### Task details
Swap every "shape-chevron" for "shape-arrowhead" in the stretch of rows from the one containing "234, 412, 249]" through the one containing "130, 305, 354]", and write out only those rows with nothing else changed.

** Start Provided records **

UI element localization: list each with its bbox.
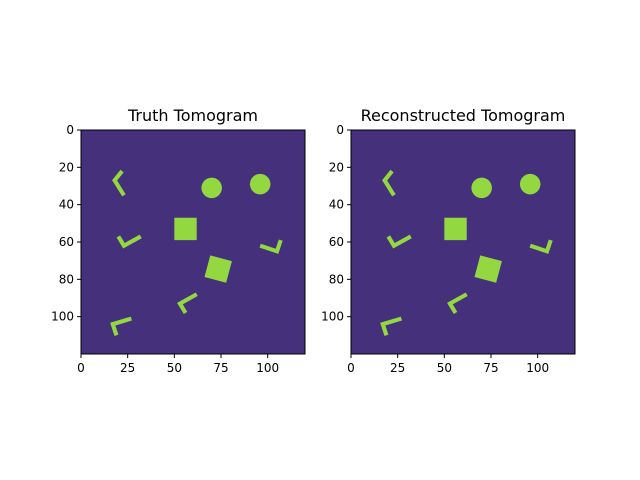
shape-chevron	[386, 234, 412, 249]
x-tick-label: 50	[437, 361, 452, 375]
shape-chevron	[177, 292, 198, 314]
shape-circle	[471, 177, 492, 199]
image-background	[351, 130, 575, 354]
x-tick-label: 50	[167, 361, 182, 375]
image-background	[81, 130, 305, 354]
shape-square	[444, 217, 467, 241]
chart-title: Reconstructed Tomogram	[361, 106, 566, 125]
shape-chevron	[380, 316, 402, 336]
y-tick-label: 20	[329, 160, 344, 174]
shape-chevron	[110, 316, 132, 336]
shape-chevron	[382, 169, 396, 197]
x-tick-label: 25	[390, 361, 405, 375]
shape-circle	[201, 177, 222, 199]
shape-chevron	[116, 234, 142, 249]
panel-truth: 0 25 50 75 100 0 20 40 60 80 100 Truth Tomogram	[51, 106, 306, 375]
y-tick-label: 60	[329, 235, 344, 249]
y-tick-label: 80	[329, 272, 344, 286]
x-tick-label: 75	[483, 361, 498, 375]
shape-square	[174, 217, 197, 241]
panel-reconstructed: 0 25 50 75 100 0 20 40 60 80 100 Reconstructed Tomo…	[321, 106, 576, 375]
x-tick-label: 100	[256, 361, 279, 375]
x-tick-label: 25	[120, 361, 135, 375]
shape-chevron	[112, 169, 126, 197]
y-tick-label: 0	[336, 123, 344, 137]
y-tick-label: 60	[59, 235, 74, 249]
y-tick-label: 20	[59, 160, 74, 174]
y-tick-label: 80	[59, 272, 74, 286]
chart-title: Truth Tomogram	[127, 106, 258, 125]
shape-chevron	[529, 239, 553, 254]
shape-chevron	[259, 239, 283, 254]
x-tick-label: 100	[526, 361, 549, 375]
y-tick-label: 40	[59, 198, 74, 212]
x-tick-label: 0	[77, 361, 85, 375]
shape-circle	[249, 173, 271, 195]
y-tick-label: 100	[321, 310, 344, 324]
shape-circle	[519, 173, 541, 195]
y-tick-label: 100	[51, 310, 74, 324]
shape-chevron	[447, 292, 468, 314]
y-tick-label: 40	[329, 198, 344, 212]
y-tick-label: 0	[66, 123, 74, 137]
x-tick-label: 75	[213, 361, 228, 375]
shape-square	[474, 255, 502, 283]
shape-square	[204, 255, 232, 283]
x-tick-label: 0	[347, 361, 355, 375]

** End Provided records **

### Finished exercise
shape-arrowhead	[386, 234, 412, 249]
x-tick-label: 50	[437, 361, 452, 375]
shape-arrowhead	[177, 292, 198, 314]
shape-circle	[471, 177, 492, 199]
image-background	[351, 130, 575, 354]
x-tick-label: 50	[167, 361, 182, 375]
image-background	[81, 130, 305, 354]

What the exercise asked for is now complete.